[START Information provided]

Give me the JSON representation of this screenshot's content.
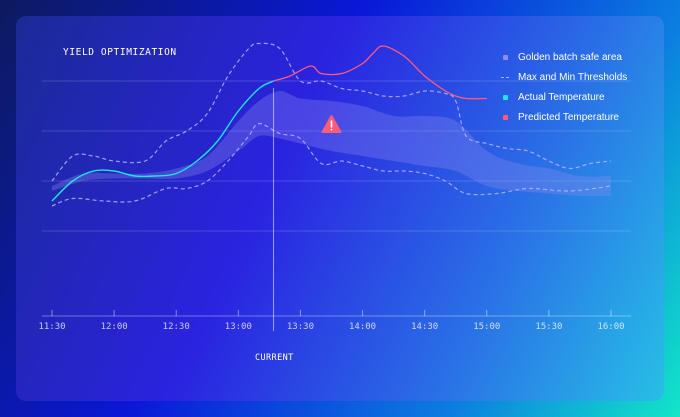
{
  "chart_data": {
    "type": "line",
    "title": "YIELD OPTIMIZATION",
    "x_ticks": [
      "11:30",
      "12:00",
      "12:30",
      "13:00",
      "13:30",
      "14:00",
      "14:30",
      "15:00",
      "15:30",
      "16:00"
    ],
    "current_label": "CURRENT",
    "current_time_minutes_after_1130": 107,
    "alert_time_minutes_after_1130": 135,
    "grid": true,
    "legend_placement": "top-right",
    "legend": [
      {
        "label": "Golden batch safe area",
        "style": "square",
        "color": "#8f8df0"
      },
      {
        "label": "Max and Min Thresholds",
        "style": "dash",
        "color": "#b5b3ff"
      },
      {
        "label": "Actual Temperature",
        "style": "square",
        "color": "#1fe6e6"
      },
      {
        "label": "Predicted Temperature",
        "style": "square",
        "color": "#ff5a78"
      }
    ],
    "ylim": [
      0,
      100
    ],
    "series": [
      {
        "name": "Golden batch safe area",
        "type": "band",
        "x": [
          0,
          15,
          30,
          45,
          60,
          75,
          90,
          100,
          110,
          120,
          135,
          150,
          165,
          180,
          195,
          210,
          225,
          240,
          255,
          270
        ],
        "upper": [
          38,
          43,
          43,
          43,
          45,
          50,
          64,
          72,
          76,
          73,
          72,
          70,
          66,
          66,
          64,
          52,
          47,
          45,
          42,
          42
        ],
        "lower": [
          36,
          40,
          41,
          41,
          41,
          44,
          52,
          58,
          57,
          55,
          52,
          50,
          48,
          46,
          44,
          38,
          36,
          35,
          34,
          34
        ]
      },
      {
        "name": "Max Threshold",
        "type": "dashed",
        "x": [
          0,
          10,
          20,
          30,
          45,
          55,
          65,
          75,
          85,
          95,
          100,
          110,
          120,
          130,
          140,
          150,
          160,
          170,
          180,
          190,
          195,
          200,
          210,
          220,
          230,
          240,
          250,
          260,
          270
        ],
        "values": [
          40,
          50,
          50,
          48,
          48,
          56,
          60,
          67,
          82,
          93,
          95,
          93,
          80,
          80,
          77,
          76,
          74,
          74,
          76,
          75,
          72,
          58,
          55,
          53,
          52,
          48,
          45,
          47,
          48
        ]
      },
      {
        "name": "Min Threshold",
        "type": "dashed",
        "x": [
          0,
          10,
          25,
          40,
          55,
          65,
          75,
          85,
          95,
          100,
          110,
          120,
          130,
          140,
          150,
          160,
          170,
          180,
          190,
          200,
          215,
          230,
          250,
          270
        ],
        "values": [
          30,
          33,
          32,
          32,
          37,
          37,
          40,
          48,
          58,
          63,
          59,
          57,
          47,
          48,
          46,
          44,
          44,
          43,
          40,
          35,
          35,
          37,
          36,
          38
        ]
      },
      {
        "name": "Actual Temperature",
        "type": "line",
        "x": [
          0,
          10,
          20,
          30,
          40,
          50,
          60,
          70,
          80,
          90,
          100,
          107
        ],
        "values": [
          32,
          40,
          44,
          44,
          42,
          42,
          43,
          48,
          56,
          68,
          77,
          80
        ]
      },
      {
        "name": "Predicted Temperature",
        "type": "line",
        "x": [
          107,
          115,
          125,
          130,
          140,
          150,
          155,
          160,
          170,
          180,
          190,
          195,
          200,
          210
        ],
        "values": [
          80,
          82,
          86,
          83,
          83,
          87,
          91,
          94,
          90,
          82,
          76,
          74,
          73,
          73
        ]
      }
    ]
  }
}
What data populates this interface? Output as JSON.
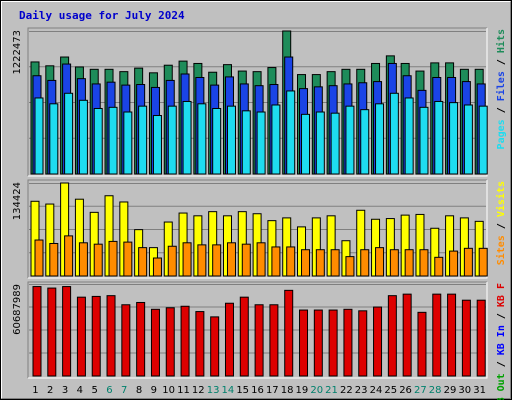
{
  "chart_data": {
    "type": "bar",
    "title": "Daily usage for July 2024",
    "colors": {
      "background": "#C0C0C0",
      "frame": "#000000",
      "title": "#0000CC",
      "hits": "#1E8C5A",
      "files": "#1A44E6",
      "pages": "#1EDCF0",
      "visits": "#FFFF00",
      "sites": "#FF8C00",
      "kbin": "#0000FF",
      "kbout": "#00A000",
      "kbf": "#DD0000",
      "weekend_day": "#00806C",
      "weekday_day": "#000000"
    },
    "days": [
      "1",
      "2",
      "3",
      "4",
      "5",
      "6",
      "7",
      "8",
      "9",
      "10",
      "11",
      "12",
      "13",
      "14",
      "15",
      "16",
      "17",
      "18",
      "19",
      "20",
      "21",
      "22",
      "23",
      "24",
      "25",
      "26",
      "27",
      "28",
      "29",
      "30",
      "31"
    ],
    "weekend_days": [
      "6",
      "7",
      "13",
      "14",
      "20",
      "21",
      "27",
      "28"
    ],
    "panels": [
      {
        "id": "hits",
        "max_label": "1222473",
        "ymax": 1222473,
        "legend": [
          {
            "text": "Hits",
            "color": "#1E8C5A"
          },
          {
            "text": "Files",
            "color": "#1A44E6"
          },
          {
            "text": "Pages",
            "color": "#1EDCF0"
          }
        ],
        "series": [
          {
            "name": "Hits",
            "values": [
              958000,
              925000,
              1000000,
              915000,
              895000,
              895000,
              875000,
              905000,
              865000,
              930000,
              965000,
              945000,
              870000,
              935000,
              880000,
              875000,
              910000,
              1222473,
              850000,
              850000,
              875000,
              895000,
              895000,
              945000,
              1010000,
              945000,
              880000,
              950000,
              950000,
              895000,
              895000
            ]
          },
          {
            "name": "Files",
            "values": [
              840000,
              800000,
              940000,
              815000,
              770000,
              785000,
              760000,
              765000,
              740000,
              800000,
              855000,
              825000,
              760000,
              830000,
              770000,
              755000,
              765000,
              1000000,
              730000,
              745000,
              755000,
              770000,
              780000,
              790000,
              945000,
              840000,
              715000,
              825000,
              825000,
              790000,
              770000
            ]
          },
          {
            "name": "Pages",
            "values": [
              650000,
              600000,
              690000,
              630000,
              560000,
              570000,
              530000,
              580000,
              500000,
              580000,
              620000,
              600000,
              560000,
              580000,
              540000,
              530000,
              590000,
              710000,
              510000,
              530000,
              520000,
              580000,
              550000,
              600000,
              690000,
              650000,
              570000,
              620000,
              610000,
              590000,
              580000
            ]
          }
        ]
      },
      {
        "id": "visits",
        "max_label": "134424",
        "ymax": 134424,
        "legend": [
          {
            "text": "Visits",
            "color": "#FFFF00"
          },
          {
            "text": "Sites",
            "color": "#FF8C00"
          }
        ],
        "series": [
          {
            "name": "Visits",
            "values": [
              108000,
              104000,
              134424,
              111000,
              92000,
              116000,
              107000,
              67000,
              41000,
              78000,
              91000,
              87000,
              93000,
              87000,
              93000,
              90000,
              80000,
              84000,
              71000,
              84000,
              87000,
              51000,
              95000,
              82000,
              83000,
              88000,
              89000,
              69000,
              87000,
              84000,
              79000
            ]
          },
          {
            "name": "Sites",
            "values": [
              52000,
              47000,
              58000,
              48000,
              46000,
              50000,
              49000,
              41000,
              26000,
              43000,
              48000,
              45000,
              45000,
              48000,
              46000,
              48000,
              42000,
              42000,
              38000,
              38000,
              38000,
              28000,
              38000,
              41000,
              38000,
              38000,
              38000,
              27000,
              36000,
              40000,
              40000
            ]
          }
        ]
      },
      {
        "id": "kb",
        "max_label": "60687989",
        "ymax": 60687989,
        "legend": [
          {
            "text": "KB F",
            "color": "#DD0000"
          },
          {
            "text": "KB In",
            "color": "#0000FF"
          },
          {
            "text": "KB Out",
            "color": "#00A000"
          }
        ],
        "series": [
          {
            "name": "KB F",
            "values": [
              59000000,
              58000000,
              59000000,
              52000000,
              52500000,
              53000000,
              47000000,
              48500000,
              44000000,
              45000000,
              46000000,
              42500000,
              39000000,
              48000000,
              52000000,
              47000000,
              47000000,
              56500000,
              43500000,
              43500000,
              43500000,
              44000000,
              43000000,
              45500000,
              53000000,
              54000000,
              42000000,
              54000000,
              54000000,
              50000000,
              50000000
            ]
          }
        ]
      }
    ]
  }
}
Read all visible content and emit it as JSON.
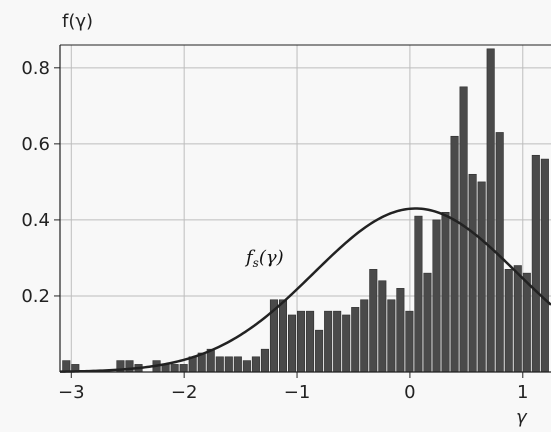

[END Information provided]

Copy every line in the listing above where the string "area" turns up.

        "label": "Golden batch safe area",
        "name": "Golden batch safe area",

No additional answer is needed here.